Exercise task A | Using the Postgres locks transcript, decide whether each statement agrees with it, answering yes or no and quoting the deciding words. (i) Updates, inserts or deletes are needed to see the lock wait event. (ii) WaitEventType and WaitEvent are written with a colon between them. (iii) In LWLock:lock_manager, the first "lock" refers to a heavyweight lock.
Exercise task B | Please pull out everything in the listing from its first line down to the line containing "- curly-brace-left-icon: [440, 642, 525, 893]", both ends included, and reproduce those lines unchanged.

Selected excerpt |
□ □ □ □ □

No, just SELECT, DDL, and many
other SELECTs.

You don't need even to update anything
or INSERT or DELETE.

That's it.

Just SELECTs and DDL.

And we see a lock wait event in
pg_stat_activity.

It's bad.

But when we talk about...

Yeah, and for lock you saw like
it's a relation, object, page,

also page interesting, tuple, virtualxid,
that's interesting.

Advisory locks is kind of a different
thing.

But for LWLock, we have a lot,
and among them, there is lock manager.

I like the approach, which I think
RDS started, maybe not RDS,

but they use it a lot and I also
started using it.

We usually take WaitEventType and
WaitEvent to columns from pg_stat_activity

and write them with a colon in
between.

So it becomes LWLock:LockManager.

Just in, you know, like in texts
where we discuss problems and

do RCA or something.

Yeah, it's just convenient.

Michael: Like a naming convention.

Nikolay: And I wanted to highlight
that this problem, which related

to both heavyweight locks and lightweight
locks, in the name of

it, we have the word lock twice.

LWLock:lock_manager.

First time it's about lightweight
lock but in lock manager it's

about heavyweight lock.

That's why the lock is encountered
twice, 2 times.

What else?

We have other, we observed other
types of lightweight locks problems.

For example,

Michael: yeah.

Well, I've spotted 1 in the list,
SubtransSLRU.

□ □ □ □ □

Available records |

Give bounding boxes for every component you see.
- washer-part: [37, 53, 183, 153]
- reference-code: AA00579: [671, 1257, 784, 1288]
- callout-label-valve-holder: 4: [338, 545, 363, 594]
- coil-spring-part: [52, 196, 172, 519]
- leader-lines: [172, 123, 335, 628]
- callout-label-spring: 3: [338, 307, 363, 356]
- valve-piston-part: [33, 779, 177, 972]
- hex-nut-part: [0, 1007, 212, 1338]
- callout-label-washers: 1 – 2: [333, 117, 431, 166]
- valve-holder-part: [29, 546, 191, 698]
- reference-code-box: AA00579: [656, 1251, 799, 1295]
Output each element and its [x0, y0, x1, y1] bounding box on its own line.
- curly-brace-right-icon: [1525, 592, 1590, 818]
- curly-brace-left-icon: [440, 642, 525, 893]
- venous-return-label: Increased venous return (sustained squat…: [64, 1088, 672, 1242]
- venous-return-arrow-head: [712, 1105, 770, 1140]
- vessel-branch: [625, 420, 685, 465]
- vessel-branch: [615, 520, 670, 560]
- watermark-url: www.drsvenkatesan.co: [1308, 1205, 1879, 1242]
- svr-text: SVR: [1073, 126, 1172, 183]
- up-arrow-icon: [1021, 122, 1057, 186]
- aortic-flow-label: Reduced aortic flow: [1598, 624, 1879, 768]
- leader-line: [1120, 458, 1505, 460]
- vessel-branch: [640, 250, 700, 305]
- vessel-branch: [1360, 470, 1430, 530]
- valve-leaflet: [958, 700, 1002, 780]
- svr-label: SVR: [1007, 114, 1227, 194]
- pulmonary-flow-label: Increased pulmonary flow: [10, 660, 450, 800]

□ □ □ □ □

Response A |
(i) No: "You don't need even to update anything or INSERT or DELETE."
(ii) Yes: "write them with a colon in between."
(iii) No: "First time it's about lightweight lock"

Response B |
Give bounding boxes for every component you see.
- washer-part: [37, 53, 183, 153]
- reference-code: AA00579: [671, 1257, 784, 1288]
- callout-label-valve-holder: 4: [338, 545, 363, 594]
- coil-spring-part: [52, 196, 172, 519]
- leader-lines: [172, 123, 335, 628]
- callout-label-spring: 3: [338, 307, 363, 356]
- valve-piston-part: [33, 779, 177, 972]
- hex-nut-part: [0, 1007, 212, 1338]
- callout-label-washers: 1 – 2: [333, 117, 431, 166]
- valve-holder-part: [29, 546, 191, 698]
- reference-code-box: AA00579: [656, 1251, 799, 1295]
Output each element and its [x0, y0, x1, y1] bounding box on its own line.
- curly-brace-right-icon: [1525, 592, 1590, 818]
- curly-brace-left-icon: [440, 642, 525, 893]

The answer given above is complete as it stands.